Extracted data entries:
┄┄┄┄┄┄┄┄┄┄┄┄┄┄┄┄┄┄┄┄
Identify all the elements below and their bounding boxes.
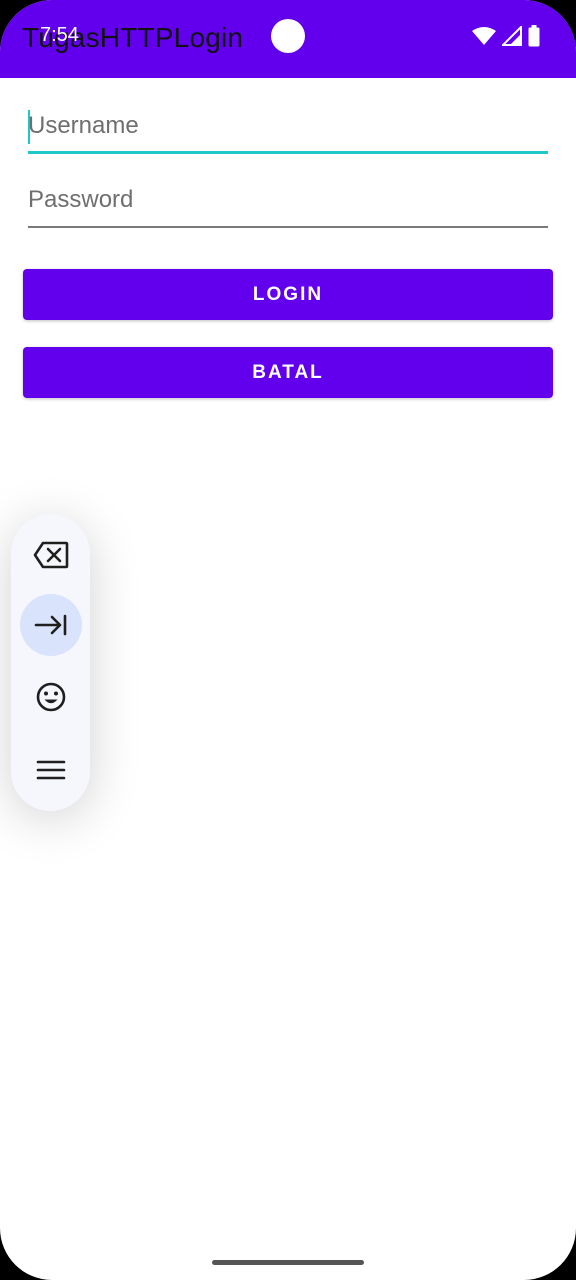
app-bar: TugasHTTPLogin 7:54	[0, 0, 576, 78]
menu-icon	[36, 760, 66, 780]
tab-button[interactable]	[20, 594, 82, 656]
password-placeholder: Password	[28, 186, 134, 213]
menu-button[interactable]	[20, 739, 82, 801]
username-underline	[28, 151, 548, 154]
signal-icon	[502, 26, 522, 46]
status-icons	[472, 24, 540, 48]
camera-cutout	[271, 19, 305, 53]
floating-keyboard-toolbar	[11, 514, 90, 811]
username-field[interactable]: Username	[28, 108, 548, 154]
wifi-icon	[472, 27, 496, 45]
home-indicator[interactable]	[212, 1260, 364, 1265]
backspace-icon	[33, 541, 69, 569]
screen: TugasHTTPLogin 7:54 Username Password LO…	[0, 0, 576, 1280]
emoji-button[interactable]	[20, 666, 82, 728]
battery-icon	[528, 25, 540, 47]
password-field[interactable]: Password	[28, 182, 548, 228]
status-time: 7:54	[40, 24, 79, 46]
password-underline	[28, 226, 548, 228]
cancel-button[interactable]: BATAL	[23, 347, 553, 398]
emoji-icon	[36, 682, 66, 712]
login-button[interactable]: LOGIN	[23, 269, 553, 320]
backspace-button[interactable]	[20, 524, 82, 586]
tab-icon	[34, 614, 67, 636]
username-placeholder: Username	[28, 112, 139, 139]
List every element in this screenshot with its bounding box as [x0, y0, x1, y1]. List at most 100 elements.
┄┄┄┄┄┄┄┄┄┄┄┄┄┄┄┄┄┄┄┄
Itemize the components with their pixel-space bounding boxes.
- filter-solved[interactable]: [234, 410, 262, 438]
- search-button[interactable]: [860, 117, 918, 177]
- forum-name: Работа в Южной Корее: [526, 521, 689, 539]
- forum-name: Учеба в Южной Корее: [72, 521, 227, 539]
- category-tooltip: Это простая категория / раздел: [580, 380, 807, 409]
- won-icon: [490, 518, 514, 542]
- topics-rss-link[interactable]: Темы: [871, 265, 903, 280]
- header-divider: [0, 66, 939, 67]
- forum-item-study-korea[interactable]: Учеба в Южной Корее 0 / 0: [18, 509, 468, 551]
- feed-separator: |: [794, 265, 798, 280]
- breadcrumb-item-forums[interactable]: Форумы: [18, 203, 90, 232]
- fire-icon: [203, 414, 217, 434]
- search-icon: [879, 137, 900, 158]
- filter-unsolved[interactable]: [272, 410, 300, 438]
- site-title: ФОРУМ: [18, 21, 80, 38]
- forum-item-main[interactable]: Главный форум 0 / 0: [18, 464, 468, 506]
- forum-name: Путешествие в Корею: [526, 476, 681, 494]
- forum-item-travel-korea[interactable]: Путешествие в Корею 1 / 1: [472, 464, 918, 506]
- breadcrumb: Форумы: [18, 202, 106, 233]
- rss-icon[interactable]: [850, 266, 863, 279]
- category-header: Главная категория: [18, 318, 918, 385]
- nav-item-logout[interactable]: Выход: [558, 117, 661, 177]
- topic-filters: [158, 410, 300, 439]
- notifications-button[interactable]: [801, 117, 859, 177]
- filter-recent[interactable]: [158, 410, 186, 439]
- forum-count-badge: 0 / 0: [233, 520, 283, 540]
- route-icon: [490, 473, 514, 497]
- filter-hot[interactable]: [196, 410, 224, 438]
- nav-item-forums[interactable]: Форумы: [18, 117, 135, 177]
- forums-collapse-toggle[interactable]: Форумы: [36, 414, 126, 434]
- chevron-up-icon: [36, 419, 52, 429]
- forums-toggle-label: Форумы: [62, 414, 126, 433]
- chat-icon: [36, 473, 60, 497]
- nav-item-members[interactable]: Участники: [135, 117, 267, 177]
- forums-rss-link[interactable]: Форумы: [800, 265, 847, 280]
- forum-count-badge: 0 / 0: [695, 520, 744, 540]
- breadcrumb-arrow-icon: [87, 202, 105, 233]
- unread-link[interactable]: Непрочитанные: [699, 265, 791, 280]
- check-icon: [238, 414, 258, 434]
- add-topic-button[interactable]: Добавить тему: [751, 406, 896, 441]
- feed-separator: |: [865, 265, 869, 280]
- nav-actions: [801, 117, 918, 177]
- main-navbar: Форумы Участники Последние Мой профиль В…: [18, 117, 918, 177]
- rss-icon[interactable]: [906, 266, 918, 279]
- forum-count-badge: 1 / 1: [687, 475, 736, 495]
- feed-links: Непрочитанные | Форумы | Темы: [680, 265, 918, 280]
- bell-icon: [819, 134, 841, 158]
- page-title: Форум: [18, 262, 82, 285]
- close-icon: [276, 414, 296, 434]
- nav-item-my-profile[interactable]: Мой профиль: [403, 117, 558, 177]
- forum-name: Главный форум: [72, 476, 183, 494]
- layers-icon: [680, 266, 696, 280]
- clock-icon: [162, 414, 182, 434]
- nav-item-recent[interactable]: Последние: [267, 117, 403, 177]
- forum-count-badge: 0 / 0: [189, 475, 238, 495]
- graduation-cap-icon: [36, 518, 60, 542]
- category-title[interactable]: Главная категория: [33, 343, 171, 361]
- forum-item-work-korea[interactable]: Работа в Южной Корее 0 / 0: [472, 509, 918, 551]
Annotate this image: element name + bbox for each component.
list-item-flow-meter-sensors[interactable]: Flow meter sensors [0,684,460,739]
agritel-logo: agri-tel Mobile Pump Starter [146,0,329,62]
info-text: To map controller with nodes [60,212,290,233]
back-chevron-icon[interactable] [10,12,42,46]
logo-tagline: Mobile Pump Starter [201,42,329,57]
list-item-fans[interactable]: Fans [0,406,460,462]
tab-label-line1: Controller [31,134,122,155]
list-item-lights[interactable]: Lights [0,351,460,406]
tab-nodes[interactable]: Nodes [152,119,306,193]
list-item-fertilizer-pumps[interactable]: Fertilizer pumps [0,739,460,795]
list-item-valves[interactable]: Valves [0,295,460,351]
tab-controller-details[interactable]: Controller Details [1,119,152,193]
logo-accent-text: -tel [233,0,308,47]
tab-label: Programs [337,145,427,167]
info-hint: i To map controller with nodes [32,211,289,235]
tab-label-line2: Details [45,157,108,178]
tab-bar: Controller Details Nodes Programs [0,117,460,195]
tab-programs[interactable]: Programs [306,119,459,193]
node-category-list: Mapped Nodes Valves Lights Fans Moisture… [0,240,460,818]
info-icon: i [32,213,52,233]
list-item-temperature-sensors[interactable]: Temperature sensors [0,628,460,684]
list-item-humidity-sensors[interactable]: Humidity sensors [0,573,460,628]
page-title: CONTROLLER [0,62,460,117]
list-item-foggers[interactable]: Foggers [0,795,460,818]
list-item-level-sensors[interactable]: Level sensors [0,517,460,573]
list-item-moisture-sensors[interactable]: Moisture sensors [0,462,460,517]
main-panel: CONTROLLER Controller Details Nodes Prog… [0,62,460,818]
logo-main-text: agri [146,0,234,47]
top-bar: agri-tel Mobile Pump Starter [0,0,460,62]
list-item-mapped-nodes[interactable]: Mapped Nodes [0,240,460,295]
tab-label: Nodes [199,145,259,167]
┄┄┄┄┄┄┄┄┄┄┄┄┄┄┄┄┄┄┄┄
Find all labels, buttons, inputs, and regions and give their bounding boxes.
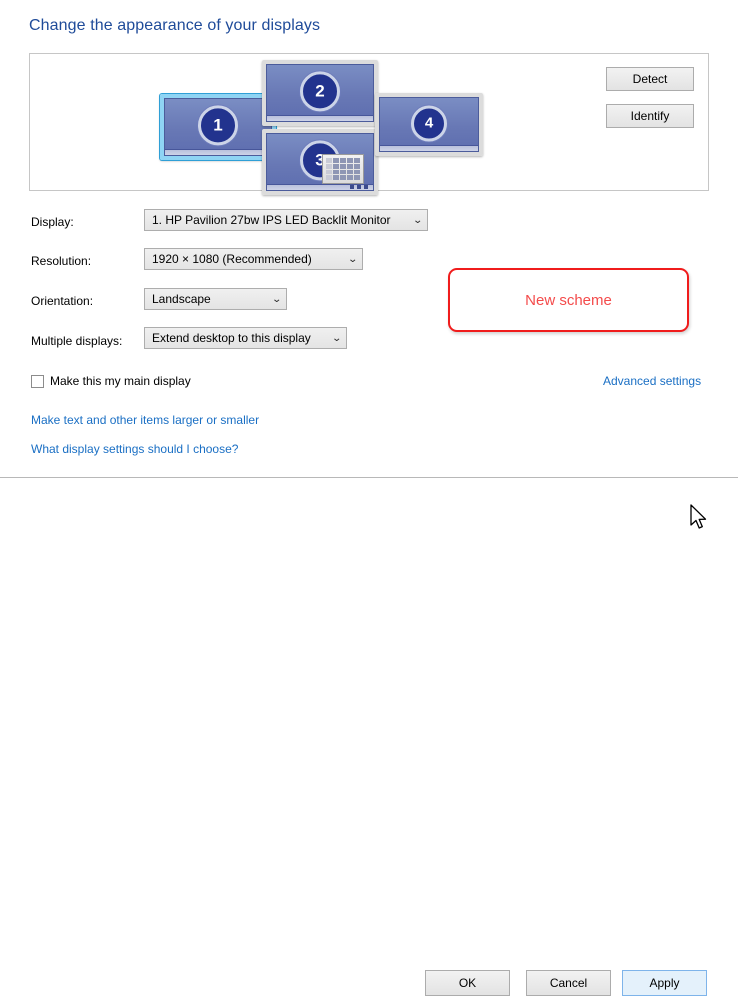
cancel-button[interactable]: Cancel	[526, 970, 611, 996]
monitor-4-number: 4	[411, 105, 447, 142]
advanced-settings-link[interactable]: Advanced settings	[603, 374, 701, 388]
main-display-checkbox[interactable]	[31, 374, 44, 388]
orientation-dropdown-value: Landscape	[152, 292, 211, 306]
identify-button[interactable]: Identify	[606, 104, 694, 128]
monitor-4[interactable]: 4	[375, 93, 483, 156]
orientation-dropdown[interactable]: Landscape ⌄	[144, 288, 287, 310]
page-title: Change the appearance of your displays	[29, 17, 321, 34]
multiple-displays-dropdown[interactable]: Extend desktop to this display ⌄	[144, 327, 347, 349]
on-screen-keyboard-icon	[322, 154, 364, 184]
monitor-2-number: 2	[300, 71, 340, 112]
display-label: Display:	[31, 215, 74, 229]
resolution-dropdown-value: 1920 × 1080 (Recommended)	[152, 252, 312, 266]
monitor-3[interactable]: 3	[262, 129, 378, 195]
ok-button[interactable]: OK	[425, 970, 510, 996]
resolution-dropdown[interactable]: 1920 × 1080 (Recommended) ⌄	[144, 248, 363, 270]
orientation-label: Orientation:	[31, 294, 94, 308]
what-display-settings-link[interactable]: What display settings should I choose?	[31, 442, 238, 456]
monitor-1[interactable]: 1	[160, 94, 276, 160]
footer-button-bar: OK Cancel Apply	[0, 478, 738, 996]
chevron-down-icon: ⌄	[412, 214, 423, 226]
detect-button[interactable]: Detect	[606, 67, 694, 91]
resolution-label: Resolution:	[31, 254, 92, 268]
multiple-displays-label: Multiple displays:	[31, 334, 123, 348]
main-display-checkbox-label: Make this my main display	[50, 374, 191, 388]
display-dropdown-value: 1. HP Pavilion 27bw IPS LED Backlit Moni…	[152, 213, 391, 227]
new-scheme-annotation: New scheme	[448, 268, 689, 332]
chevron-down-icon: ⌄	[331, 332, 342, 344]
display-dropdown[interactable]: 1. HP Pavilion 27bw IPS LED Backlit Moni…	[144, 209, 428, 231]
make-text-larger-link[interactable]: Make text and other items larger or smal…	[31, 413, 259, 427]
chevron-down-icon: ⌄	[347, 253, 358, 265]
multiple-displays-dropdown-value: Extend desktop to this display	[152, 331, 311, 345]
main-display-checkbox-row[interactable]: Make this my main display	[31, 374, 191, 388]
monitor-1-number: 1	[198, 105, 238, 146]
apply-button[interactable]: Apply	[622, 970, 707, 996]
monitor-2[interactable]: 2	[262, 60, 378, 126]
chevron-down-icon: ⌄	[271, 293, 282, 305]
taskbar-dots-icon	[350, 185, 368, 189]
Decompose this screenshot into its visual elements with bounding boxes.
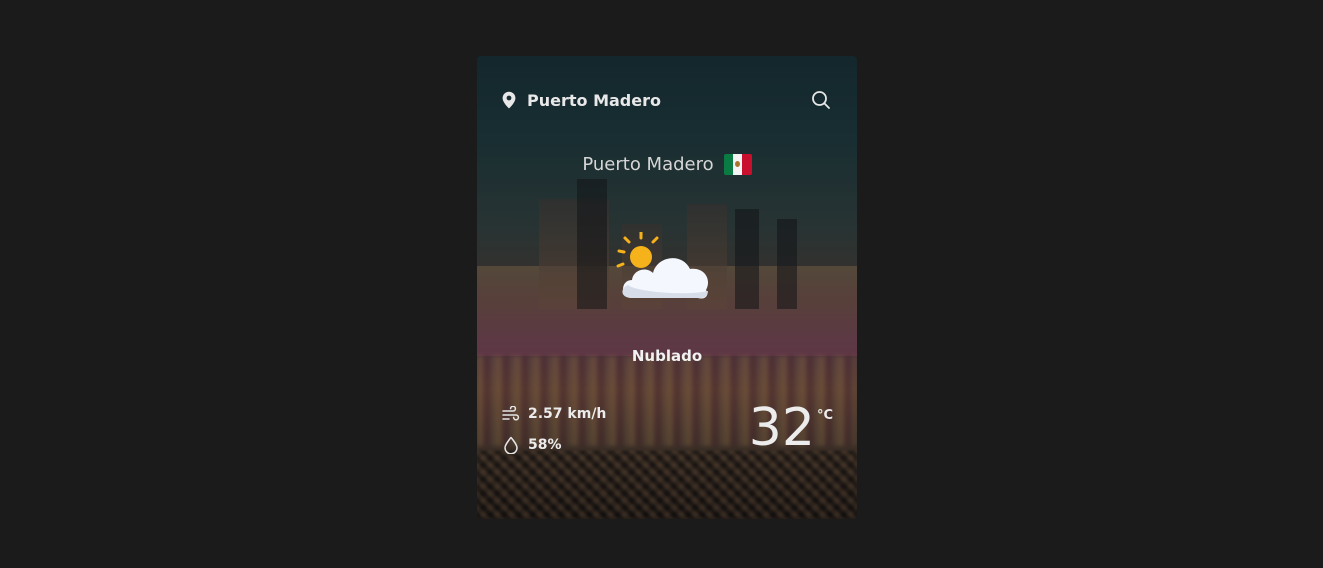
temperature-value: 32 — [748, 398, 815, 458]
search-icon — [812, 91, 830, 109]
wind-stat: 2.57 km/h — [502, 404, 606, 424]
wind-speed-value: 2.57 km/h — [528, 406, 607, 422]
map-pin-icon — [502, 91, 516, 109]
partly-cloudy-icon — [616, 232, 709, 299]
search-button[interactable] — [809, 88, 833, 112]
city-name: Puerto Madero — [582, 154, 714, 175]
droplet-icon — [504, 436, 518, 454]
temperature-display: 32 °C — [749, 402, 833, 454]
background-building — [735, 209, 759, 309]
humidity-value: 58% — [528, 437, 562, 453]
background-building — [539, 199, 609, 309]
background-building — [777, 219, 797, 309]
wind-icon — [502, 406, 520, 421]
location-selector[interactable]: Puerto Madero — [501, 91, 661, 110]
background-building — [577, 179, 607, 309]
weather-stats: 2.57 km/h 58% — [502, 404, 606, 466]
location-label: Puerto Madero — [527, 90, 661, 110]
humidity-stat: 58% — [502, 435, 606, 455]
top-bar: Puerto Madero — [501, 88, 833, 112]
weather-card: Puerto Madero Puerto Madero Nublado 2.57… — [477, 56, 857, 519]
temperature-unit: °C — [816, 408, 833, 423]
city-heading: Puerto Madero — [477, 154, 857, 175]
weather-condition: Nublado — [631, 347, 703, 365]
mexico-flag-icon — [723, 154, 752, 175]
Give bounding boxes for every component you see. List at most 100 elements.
┄┄┄┄┄┄┄┄┄┄┄┄┄┄┄┄┄┄┄┄
Challenge:
Format the lines from the one containing "970, 611, 996]" through the one containing "71, 340, 112]" as a JSON list of strings, one string per line and blank lines omitted.

Full answer:
[
  "cancel-button[interactable]: Cancel\t[526, 970, 611, 996]",
  "monitor-4-number: 4\t[411, 105, 447, 142]",
  "advanced-settings-link[interactable]: Advanced settings\t[603, 374, 701, 388]",
  "main-display-checkbox[interactable]\t[31, 374, 44, 388]",
  "orientation-dropdown-value: Landscape\t[152, 292, 211, 306]",
  "identify-button[interactable]: Identify\t[606, 104, 694, 128]",
  "monitor-4[interactable]: 4\t[375, 93, 483, 156]",
  "orientation-dropdown[interactable]: Landscape ⌄\t[144, 288, 287, 310]",
  "page-title: Change the appearance of your displays\t[29, 17, 321, 34]",
  "multiple-displays-dropdown[interactable]: Extend desktop to this display ⌄\t[144, 327, 347, 349]",
  "on-screen-keyboard-icon\t[322, 154, 364, 184]",
  "monitor-2-number: 2\t[300, 71, 340, 112]"
]